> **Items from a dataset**
+ + + +

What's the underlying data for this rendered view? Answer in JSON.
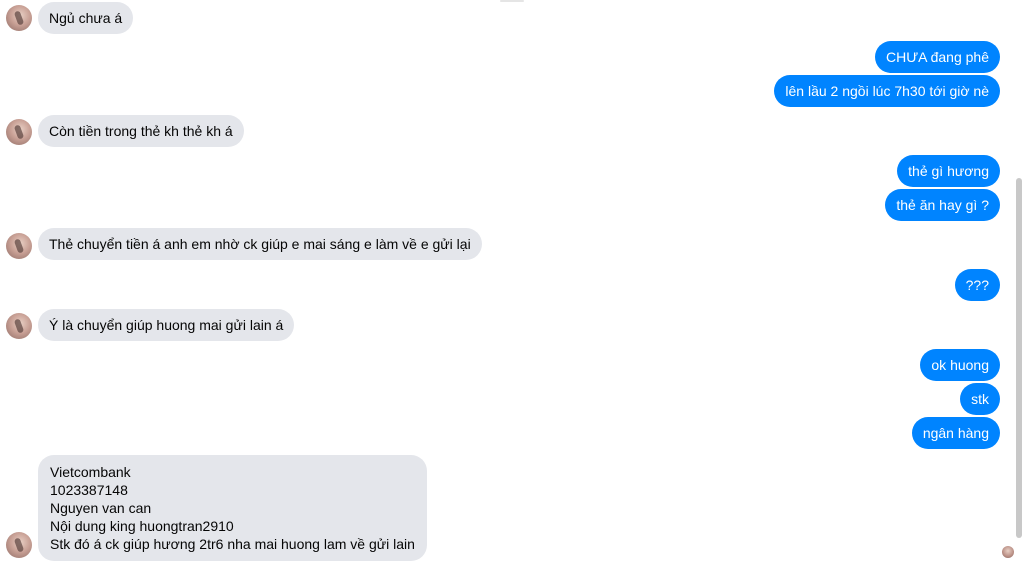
{
  "messages": {
    "in": [
      "Ngủ chưa á",
      "Còn tiền trong thẻ kh thẻ kh á",
      "Thẻ chuyển tiền á anh em nhờ ck giúp e mai sáng e làm về e gửi lại",
      "Ý là chuyển giúp huong mai gửi lain á"
    ],
    "out": [
      "CHƯA đang phê",
      "lên lầu 2 ngồi lúc 7h30 tới giờ nè",
      "thẻ gì hương",
      "thẻ ăn hay gì ?",
      "???",
      "ok huong",
      "stk",
      "ngân hàng"
    ],
    "bank_block": [
      "Vietcombank",
      "1023387148",
      "Nguyen van can",
      "Nội dung king huongtran2910",
      "Stk đó á ck giúp hương 2tr6 nha mai huong lam về gửi lain"
    ]
  },
  "colors": {
    "incoming_bubble": "#e4e6eb",
    "outgoing_bubble": "#0084ff"
  },
  "icons": {
    "avatar": "contact-avatar",
    "seen": "seen-avatar-icon"
  }
}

+ + + +

> **EXERCISE GOAL**
From the listing above, print every entry precisely and drop the pictures.

> **ANSWER IN FULL**
What's the underlying data for this rendered view? Answer in JSON.
{
  "messages": {
    "in": [
      "Ngủ chưa á",
      "Còn tiền trong thẻ kh thẻ kh á",
      "Thẻ chuyển tiền á anh em nhờ ck giúp e mai sáng e làm về e gửi lại",
      "Ý là chuyển giúp huong mai gửi lain á"
    ],
    "out": [
      "CHƯA đang phê",
      "lên lầu 2 ngồi lúc 7h30 tới giờ nè",
      "thẻ gì hương",
      "thẻ ăn hay gì ?",
      "???",
      "ok huong",
      "stk",
      "ngân hàng"
    ],
    "bank_block": [
      "Vietcombank",
      "1023387148",
      "Nguyen van can",
      "Nội dung king huongtran2910",
      "Stk đó á ck giúp hương 2tr6 nha mai huong lam về gửi lain"
    ]
  },
  "colors": {
    "incoming_bubble": "#e4e6eb",
    "outgoing_bubble": "#0084ff"
  },
  "icons": {
    "avatar": "contact-avatar",
    "seen": "seen-avatar-icon"
  }
}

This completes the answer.